_Work to be completed_
In your copy, reproduce the entries exactly as they are, minus the images.
━━━ Supplied records
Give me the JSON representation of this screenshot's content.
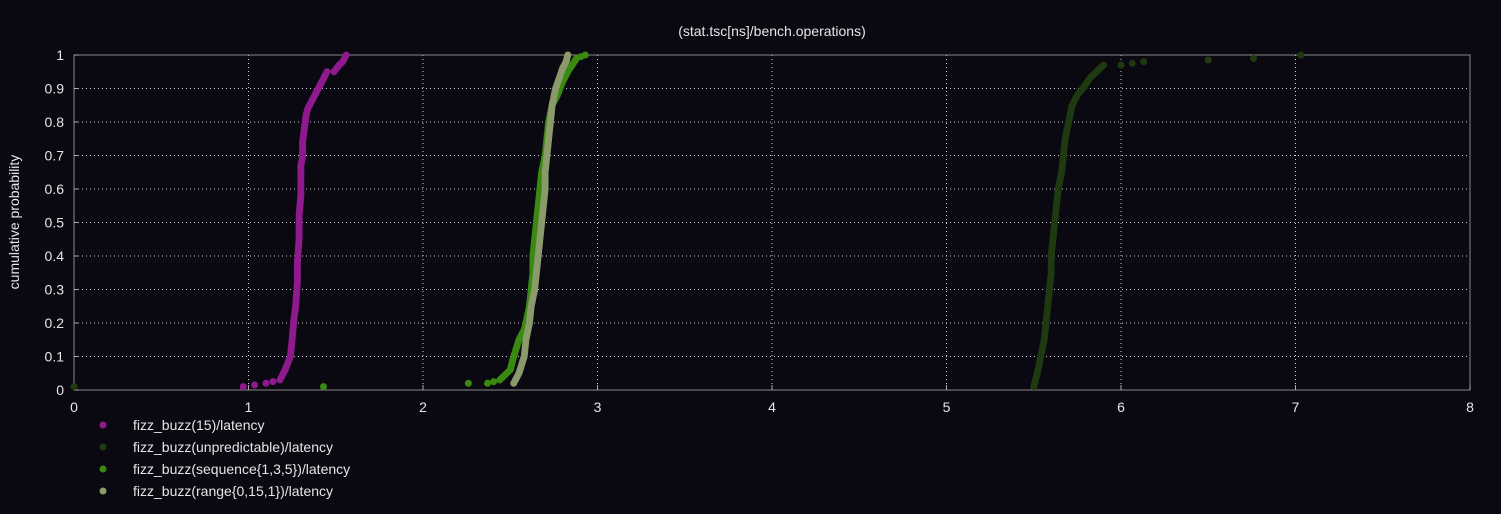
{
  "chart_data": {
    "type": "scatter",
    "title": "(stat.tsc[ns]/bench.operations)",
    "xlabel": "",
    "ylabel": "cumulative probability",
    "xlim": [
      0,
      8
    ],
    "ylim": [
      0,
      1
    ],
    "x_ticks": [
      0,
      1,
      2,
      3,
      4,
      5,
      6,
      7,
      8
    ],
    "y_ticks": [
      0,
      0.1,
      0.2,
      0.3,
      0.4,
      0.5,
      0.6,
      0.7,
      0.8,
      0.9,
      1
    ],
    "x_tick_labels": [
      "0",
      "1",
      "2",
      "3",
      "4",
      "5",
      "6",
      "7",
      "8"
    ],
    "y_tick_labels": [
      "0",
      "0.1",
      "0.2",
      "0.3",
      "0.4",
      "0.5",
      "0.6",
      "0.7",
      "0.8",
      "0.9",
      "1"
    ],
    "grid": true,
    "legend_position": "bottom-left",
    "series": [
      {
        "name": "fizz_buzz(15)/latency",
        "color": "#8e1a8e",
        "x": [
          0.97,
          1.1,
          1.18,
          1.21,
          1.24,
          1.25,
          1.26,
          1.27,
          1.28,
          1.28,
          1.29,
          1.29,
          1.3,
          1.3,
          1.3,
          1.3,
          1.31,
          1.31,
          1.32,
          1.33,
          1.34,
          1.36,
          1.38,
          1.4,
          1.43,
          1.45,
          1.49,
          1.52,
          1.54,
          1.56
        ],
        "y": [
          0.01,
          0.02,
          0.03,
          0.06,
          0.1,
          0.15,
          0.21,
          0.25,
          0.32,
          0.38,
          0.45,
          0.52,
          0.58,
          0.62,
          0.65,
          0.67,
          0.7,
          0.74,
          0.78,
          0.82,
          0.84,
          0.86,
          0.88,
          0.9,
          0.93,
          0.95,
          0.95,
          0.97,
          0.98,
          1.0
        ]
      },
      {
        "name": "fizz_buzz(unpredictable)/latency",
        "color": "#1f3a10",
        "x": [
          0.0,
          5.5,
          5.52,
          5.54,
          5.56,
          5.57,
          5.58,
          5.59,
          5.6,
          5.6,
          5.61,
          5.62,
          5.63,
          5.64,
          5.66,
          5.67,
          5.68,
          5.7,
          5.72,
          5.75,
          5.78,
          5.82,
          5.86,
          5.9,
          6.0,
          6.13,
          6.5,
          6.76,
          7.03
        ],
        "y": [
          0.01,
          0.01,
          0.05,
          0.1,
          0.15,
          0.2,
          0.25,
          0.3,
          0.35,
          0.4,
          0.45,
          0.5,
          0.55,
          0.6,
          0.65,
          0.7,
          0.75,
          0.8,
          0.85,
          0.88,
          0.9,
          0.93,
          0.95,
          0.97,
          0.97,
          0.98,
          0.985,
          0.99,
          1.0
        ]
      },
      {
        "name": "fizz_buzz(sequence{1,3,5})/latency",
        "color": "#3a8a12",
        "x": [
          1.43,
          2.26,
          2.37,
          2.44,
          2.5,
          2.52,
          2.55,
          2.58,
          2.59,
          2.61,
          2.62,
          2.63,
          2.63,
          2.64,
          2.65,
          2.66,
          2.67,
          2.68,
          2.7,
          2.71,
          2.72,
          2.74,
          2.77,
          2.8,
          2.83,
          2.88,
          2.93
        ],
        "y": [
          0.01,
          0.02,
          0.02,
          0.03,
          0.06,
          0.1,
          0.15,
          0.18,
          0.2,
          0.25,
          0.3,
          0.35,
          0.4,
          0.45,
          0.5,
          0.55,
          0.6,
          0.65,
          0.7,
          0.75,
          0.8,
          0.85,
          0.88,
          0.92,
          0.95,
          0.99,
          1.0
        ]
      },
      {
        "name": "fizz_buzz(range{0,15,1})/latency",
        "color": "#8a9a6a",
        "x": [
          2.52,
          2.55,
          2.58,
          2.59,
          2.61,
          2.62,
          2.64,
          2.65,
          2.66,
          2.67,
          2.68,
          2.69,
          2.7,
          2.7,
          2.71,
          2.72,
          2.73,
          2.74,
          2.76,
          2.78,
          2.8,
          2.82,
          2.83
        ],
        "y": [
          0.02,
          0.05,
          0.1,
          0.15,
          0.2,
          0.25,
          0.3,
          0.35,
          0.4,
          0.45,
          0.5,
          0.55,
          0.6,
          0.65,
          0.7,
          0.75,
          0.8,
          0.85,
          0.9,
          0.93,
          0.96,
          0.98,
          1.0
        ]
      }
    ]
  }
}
━━━━━━
_Solution for this exercise_
Give me the JSON representation of this screenshot's content.
{
  "chart_data": {
    "type": "scatter",
    "title": "(stat.tsc[ns]/bench.operations)",
    "xlabel": "",
    "ylabel": "cumulative probability",
    "xlim": [
      0,
      8
    ],
    "ylim": [
      0,
      1
    ],
    "x_ticks": [
      0,
      1,
      2,
      3,
      4,
      5,
      6,
      7,
      8
    ],
    "y_ticks": [
      0,
      0.1,
      0.2,
      0.3,
      0.4,
      0.5,
      0.6,
      0.7,
      0.8,
      0.9,
      1
    ],
    "x_tick_labels": [
      "0",
      "1",
      "2",
      "3",
      "4",
      "5",
      "6",
      "7",
      "8"
    ],
    "y_tick_labels": [
      "0",
      "0.1",
      "0.2",
      "0.3",
      "0.4",
      "0.5",
      "0.6",
      "0.7",
      "0.8",
      "0.9",
      "1"
    ],
    "grid": true,
    "legend_position": "bottom-left",
    "series": [
      {
        "name": "fizz_buzz(15)/latency",
        "color": "#8e1a8e",
        "x": [
          0.97,
          1.1,
          1.18,
          1.21,
          1.24,
          1.25,
          1.26,
          1.27,
          1.28,
          1.28,
          1.29,
          1.29,
          1.3,
          1.3,
          1.3,
          1.3,
          1.31,
          1.31,
          1.32,
          1.33,
          1.34,
          1.36,
          1.38,
          1.4,
          1.43,
          1.45,
          1.49,
          1.52,
          1.54,
          1.56
        ],
        "y": [
          0.01,
          0.02,
          0.03,
          0.06,
          0.1,
          0.15,
          0.21,
          0.25,
          0.32,
          0.38,
          0.45,
          0.52,
          0.58,
          0.62,
          0.65,
          0.67,
          0.7,
          0.74,
          0.78,
          0.82,
          0.84,
          0.86,
          0.88,
          0.9,
          0.93,
          0.95,
          0.95,
          0.97,
          0.98,
          1.0
        ]
      },
      {
        "name": "fizz_buzz(unpredictable)/latency",
        "color": "#1f3a10",
        "x": [
          0.0,
          5.5,
          5.52,
          5.54,
          5.56,
          5.57,
          5.58,
          5.59,
          5.6,
          5.6,
          5.61,
          5.62,
          5.63,
          5.64,
          5.66,
          5.67,
          5.68,
          5.7,
          5.72,
          5.75,
          5.78,
          5.82,
          5.86,
          5.9,
          6.0,
          6.13,
          6.5,
          6.76,
          7.03
        ],
        "y": [
          0.01,
          0.01,
          0.05,
          0.1,
          0.15,
          0.2,
          0.25,
          0.3,
          0.35,
          0.4,
          0.45,
          0.5,
          0.55,
          0.6,
          0.65,
          0.7,
          0.75,
          0.8,
          0.85,
          0.88,
          0.9,
          0.93,
          0.95,
          0.97,
          0.97,
          0.98,
          0.985,
          0.99,
          1.0
        ]
      },
      {
        "name": "fizz_buzz(sequence{1,3,5})/latency",
        "color": "#3a8a12",
        "x": [
          1.43,
          2.26,
          2.37,
          2.44,
          2.5,
          2.52,
          2.55,
          2.58,
          2.59,
          2.61,
          2.62,
          2.63,
          2.63,
          2.64,
          2.65,
          2.66,
          2.67,
          2.68,
          2.7,
          2.71,
          2.72,
          2.74,
          2.77,
          2.8,
          2.83,
          2.88,
          2.93
        ],
        "y": [
          0.01,
          0.02,
          0.02,
          0.03,
          0.06,
          0.1,
          0.15,
          0.18,
          0.2,
          0.25,
          0.3,
          0.35,
          0.4,
          0.45,
          0.5,
          0.55,
          0.6,
          0.65,
          0.7,
          0.75,
          0.8,
          0.85,
          0.88,
          0.92,
          0.95,
          0.99,
          1.0
        ]
      },
      {
        "name": "fizz_buzz(range{0,15,1})/latency",
        "color": "#8a9a6a",
        "x": [
          2.52,
          2.55,
          2.58,
          2.59,
          2.61,
          2.62,
          2.64,
          2.65,
          2.66,
          2.67,
          2.68,
          2.69,
          2.7,
          2.7,
          2.71,
          2.72,
          2.73,
          2.74,
          2.76,
          2.78,
          2.8,
          2.82,
          2.83
        ],
        "y": [
          0.02,
          0.05,
          0.1,
          0.15,
          0.2,
          0.25,
          0.3,
          0.35,
          0.4,
          0.45,
          0.5,
          0.55,
          0.6,
          0.65,
          0.7,
          0.75,
          0.8,
          0.85,
          0.9,
          0.93,
          0.96,
          0.98,
          1.0
        ]
      }
    ]
  }
}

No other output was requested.